WHAT IS BEING ASKED:
Select each line where the word "icon" appears.

PROVIDED INFORMATION:
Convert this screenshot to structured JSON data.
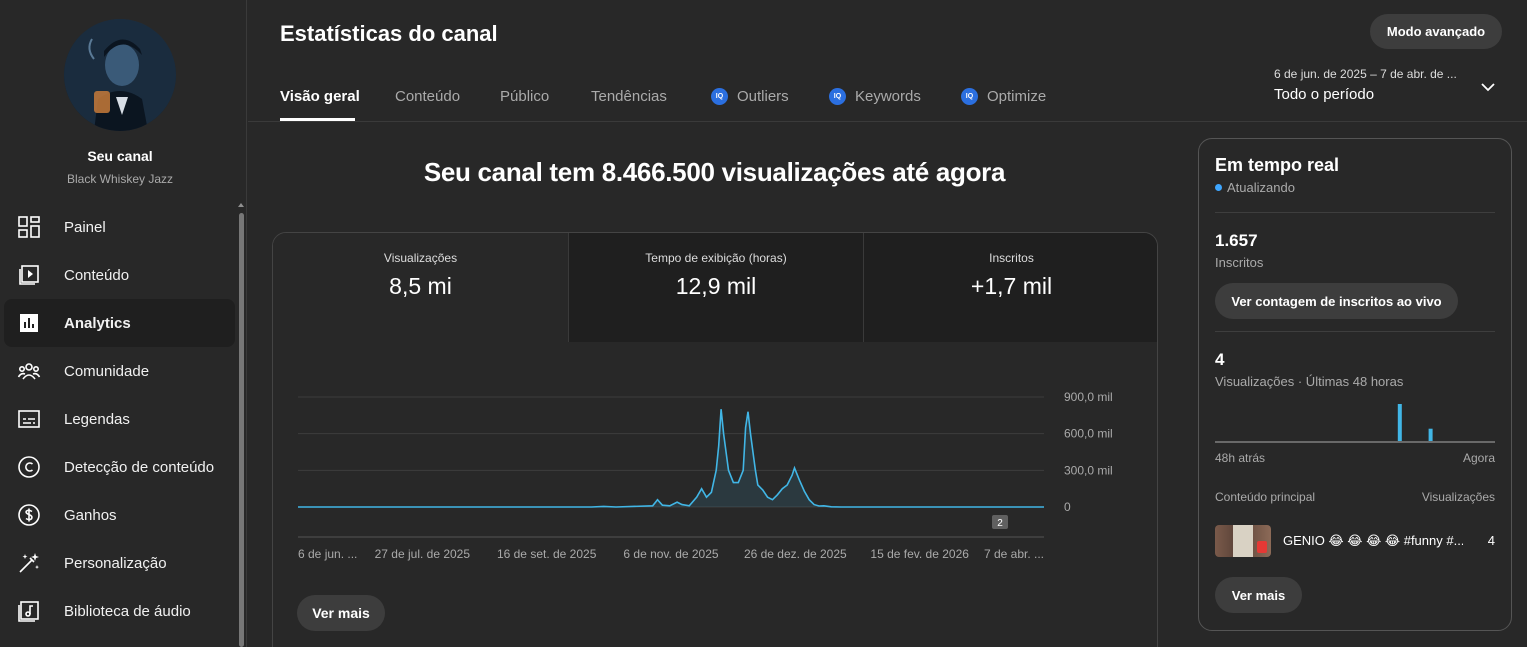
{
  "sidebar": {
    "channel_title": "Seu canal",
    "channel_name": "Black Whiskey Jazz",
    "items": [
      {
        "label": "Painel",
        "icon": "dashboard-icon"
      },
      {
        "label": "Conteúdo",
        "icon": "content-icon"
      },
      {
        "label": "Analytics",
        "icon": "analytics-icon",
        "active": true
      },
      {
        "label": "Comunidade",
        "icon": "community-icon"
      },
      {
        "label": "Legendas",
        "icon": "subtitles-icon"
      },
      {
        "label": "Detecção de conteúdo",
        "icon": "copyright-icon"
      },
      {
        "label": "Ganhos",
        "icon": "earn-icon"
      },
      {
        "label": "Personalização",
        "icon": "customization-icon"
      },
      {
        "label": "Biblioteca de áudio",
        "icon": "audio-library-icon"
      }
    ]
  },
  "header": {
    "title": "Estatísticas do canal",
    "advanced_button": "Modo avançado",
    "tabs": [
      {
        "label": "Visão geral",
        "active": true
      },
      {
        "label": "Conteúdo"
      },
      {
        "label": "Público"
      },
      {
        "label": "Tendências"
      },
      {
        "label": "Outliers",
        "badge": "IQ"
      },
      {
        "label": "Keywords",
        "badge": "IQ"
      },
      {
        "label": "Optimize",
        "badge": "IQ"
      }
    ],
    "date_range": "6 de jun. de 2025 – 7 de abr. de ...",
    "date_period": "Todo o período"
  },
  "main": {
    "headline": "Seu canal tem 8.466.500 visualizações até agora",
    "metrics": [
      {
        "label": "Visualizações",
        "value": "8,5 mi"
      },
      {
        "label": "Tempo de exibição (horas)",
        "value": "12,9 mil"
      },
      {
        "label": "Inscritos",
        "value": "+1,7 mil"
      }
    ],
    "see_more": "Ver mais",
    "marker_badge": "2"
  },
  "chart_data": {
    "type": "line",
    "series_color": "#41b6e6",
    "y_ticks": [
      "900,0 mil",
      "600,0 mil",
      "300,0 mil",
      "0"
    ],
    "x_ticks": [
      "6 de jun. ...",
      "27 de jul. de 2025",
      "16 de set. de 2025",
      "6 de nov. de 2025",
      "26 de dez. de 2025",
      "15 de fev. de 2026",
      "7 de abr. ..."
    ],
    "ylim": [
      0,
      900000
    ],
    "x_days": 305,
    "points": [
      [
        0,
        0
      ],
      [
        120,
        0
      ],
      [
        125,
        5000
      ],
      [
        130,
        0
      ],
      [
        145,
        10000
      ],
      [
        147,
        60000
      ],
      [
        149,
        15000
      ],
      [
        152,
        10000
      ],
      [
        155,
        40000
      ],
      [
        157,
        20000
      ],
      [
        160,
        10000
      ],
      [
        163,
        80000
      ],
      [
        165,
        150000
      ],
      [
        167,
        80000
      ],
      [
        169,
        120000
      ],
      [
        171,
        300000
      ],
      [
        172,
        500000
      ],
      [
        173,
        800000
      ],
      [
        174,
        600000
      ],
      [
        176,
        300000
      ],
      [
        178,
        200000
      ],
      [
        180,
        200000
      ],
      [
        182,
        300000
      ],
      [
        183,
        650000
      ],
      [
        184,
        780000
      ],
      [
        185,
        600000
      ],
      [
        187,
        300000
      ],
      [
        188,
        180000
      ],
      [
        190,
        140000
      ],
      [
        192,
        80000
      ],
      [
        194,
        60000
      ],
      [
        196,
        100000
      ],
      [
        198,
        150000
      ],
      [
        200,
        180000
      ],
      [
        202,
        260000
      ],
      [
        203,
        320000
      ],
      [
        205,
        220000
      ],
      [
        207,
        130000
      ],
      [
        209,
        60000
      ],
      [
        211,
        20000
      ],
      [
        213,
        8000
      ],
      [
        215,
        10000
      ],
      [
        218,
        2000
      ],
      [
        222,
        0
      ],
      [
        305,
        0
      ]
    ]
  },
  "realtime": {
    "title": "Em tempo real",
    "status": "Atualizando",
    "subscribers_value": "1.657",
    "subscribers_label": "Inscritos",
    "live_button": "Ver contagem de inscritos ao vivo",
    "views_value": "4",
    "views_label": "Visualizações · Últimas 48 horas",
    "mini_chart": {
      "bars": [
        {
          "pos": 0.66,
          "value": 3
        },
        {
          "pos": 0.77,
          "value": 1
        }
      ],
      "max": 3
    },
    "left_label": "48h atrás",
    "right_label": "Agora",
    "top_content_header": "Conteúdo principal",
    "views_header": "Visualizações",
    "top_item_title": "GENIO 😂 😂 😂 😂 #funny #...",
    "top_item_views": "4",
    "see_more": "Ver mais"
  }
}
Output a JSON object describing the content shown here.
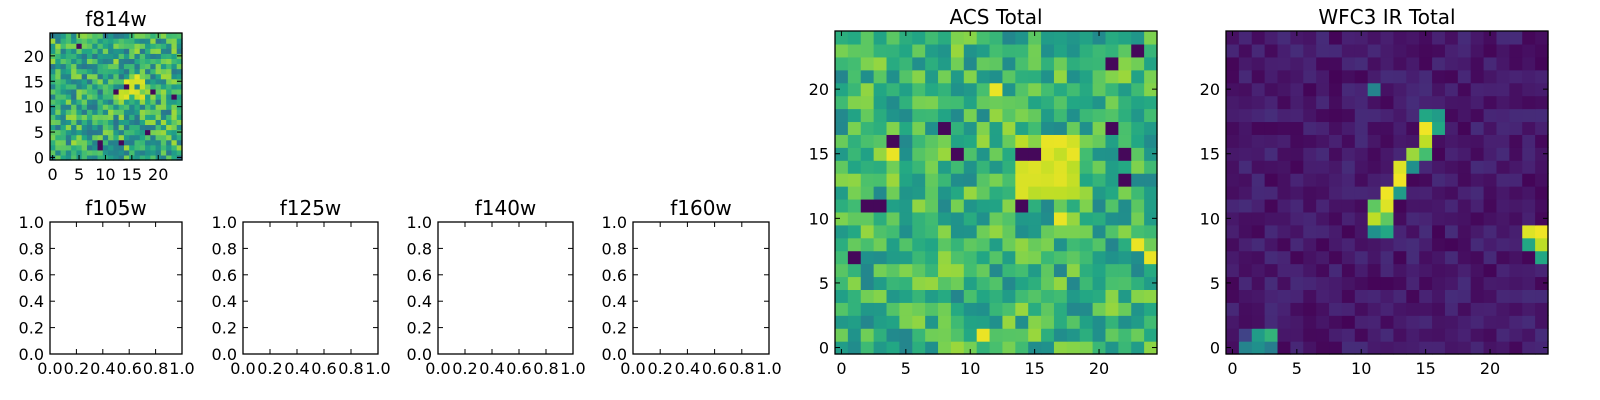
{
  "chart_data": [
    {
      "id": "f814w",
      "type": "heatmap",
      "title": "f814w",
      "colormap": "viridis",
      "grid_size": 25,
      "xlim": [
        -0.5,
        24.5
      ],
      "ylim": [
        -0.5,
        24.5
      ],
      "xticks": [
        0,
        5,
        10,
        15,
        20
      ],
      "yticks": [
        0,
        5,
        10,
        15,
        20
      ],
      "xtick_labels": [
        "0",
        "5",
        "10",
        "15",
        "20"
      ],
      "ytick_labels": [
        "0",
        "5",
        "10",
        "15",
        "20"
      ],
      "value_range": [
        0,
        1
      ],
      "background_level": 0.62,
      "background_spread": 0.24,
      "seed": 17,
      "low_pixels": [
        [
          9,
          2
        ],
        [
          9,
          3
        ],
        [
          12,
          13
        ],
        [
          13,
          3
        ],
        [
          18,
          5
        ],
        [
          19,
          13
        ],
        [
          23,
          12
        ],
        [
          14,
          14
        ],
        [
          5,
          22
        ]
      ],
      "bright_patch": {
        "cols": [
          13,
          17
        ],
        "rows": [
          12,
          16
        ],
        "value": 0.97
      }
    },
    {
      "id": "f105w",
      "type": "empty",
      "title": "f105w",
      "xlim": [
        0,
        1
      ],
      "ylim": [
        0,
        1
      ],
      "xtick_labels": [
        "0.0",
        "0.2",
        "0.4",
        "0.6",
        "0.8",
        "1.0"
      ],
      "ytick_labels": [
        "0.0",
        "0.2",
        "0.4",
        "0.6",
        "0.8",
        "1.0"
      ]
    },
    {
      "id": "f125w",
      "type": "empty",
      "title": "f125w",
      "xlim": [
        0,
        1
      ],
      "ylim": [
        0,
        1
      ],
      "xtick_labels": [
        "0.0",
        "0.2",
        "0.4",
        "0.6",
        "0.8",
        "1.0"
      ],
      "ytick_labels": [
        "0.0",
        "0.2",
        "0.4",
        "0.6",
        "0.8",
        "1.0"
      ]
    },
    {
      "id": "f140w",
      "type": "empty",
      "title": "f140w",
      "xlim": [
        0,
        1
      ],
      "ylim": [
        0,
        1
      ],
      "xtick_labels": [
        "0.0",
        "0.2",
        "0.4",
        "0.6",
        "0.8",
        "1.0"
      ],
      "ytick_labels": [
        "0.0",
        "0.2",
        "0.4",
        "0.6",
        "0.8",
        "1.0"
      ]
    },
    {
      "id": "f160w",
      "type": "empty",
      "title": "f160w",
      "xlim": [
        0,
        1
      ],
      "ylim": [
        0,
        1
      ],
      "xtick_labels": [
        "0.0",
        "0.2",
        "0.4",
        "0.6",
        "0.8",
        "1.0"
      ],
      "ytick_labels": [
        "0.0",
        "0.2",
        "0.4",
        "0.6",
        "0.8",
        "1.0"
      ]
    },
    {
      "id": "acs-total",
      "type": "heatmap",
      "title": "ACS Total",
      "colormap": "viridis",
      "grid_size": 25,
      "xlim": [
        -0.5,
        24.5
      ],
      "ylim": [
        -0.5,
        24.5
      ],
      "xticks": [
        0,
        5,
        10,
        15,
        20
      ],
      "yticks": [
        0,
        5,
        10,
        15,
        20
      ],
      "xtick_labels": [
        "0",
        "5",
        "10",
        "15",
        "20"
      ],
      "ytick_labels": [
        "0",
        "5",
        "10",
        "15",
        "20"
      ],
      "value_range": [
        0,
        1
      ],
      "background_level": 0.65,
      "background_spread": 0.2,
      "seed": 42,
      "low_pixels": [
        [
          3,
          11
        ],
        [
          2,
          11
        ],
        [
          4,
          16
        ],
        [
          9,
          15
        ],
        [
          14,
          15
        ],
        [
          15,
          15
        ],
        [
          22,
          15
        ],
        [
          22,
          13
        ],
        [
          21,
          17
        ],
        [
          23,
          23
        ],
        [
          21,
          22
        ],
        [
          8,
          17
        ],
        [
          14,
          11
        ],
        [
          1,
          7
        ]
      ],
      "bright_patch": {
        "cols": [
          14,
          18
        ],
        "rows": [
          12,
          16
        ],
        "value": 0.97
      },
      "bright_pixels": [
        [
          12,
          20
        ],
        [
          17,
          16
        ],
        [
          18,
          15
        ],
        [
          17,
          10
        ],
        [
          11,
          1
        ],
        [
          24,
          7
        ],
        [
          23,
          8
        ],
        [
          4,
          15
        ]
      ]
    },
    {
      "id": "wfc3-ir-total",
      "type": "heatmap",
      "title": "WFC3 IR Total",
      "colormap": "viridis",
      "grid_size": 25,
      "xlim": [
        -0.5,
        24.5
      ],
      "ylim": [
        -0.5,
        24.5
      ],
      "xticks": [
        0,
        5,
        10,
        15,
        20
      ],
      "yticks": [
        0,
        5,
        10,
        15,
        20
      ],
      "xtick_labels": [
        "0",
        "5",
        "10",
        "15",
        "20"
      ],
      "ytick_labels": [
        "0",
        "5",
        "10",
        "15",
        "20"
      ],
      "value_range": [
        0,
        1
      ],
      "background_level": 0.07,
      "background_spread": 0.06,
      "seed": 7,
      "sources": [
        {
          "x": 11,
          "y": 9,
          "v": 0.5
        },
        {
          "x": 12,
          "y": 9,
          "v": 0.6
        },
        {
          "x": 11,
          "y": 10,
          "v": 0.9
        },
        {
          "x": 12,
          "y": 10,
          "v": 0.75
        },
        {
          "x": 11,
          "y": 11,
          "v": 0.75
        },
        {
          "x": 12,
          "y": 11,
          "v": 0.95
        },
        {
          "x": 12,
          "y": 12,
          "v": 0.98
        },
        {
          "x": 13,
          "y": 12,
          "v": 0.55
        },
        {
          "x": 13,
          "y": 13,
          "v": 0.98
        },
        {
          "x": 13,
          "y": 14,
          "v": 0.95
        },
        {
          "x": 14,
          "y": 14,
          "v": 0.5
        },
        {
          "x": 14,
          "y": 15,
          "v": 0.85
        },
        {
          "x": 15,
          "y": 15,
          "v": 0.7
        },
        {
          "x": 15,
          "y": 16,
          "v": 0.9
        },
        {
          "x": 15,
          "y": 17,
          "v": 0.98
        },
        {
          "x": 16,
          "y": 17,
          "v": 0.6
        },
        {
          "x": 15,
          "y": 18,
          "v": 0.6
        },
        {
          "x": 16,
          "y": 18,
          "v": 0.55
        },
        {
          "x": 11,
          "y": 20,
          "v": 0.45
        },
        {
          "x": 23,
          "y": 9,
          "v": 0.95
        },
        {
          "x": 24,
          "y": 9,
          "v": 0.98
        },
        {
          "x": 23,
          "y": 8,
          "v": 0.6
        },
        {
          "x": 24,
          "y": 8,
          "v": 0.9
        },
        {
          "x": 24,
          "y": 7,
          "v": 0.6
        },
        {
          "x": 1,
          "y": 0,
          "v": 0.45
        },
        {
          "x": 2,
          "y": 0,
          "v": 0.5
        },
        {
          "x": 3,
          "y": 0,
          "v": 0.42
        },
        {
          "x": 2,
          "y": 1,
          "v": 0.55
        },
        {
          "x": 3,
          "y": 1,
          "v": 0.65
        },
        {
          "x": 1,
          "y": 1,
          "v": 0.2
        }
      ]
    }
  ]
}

TASK OUTPUT:
        "icon": "dashboard-icon"
        "icon": "content-icon"
        "icon": "analytics-icon",
        "icon": "community-icon"
        "icon": "subtitles-icon"
        "icon": "copyright-icon"
        "icon": "earn-icon"
        "icon": "customization-icon"
        "icon": "audio-library-icon"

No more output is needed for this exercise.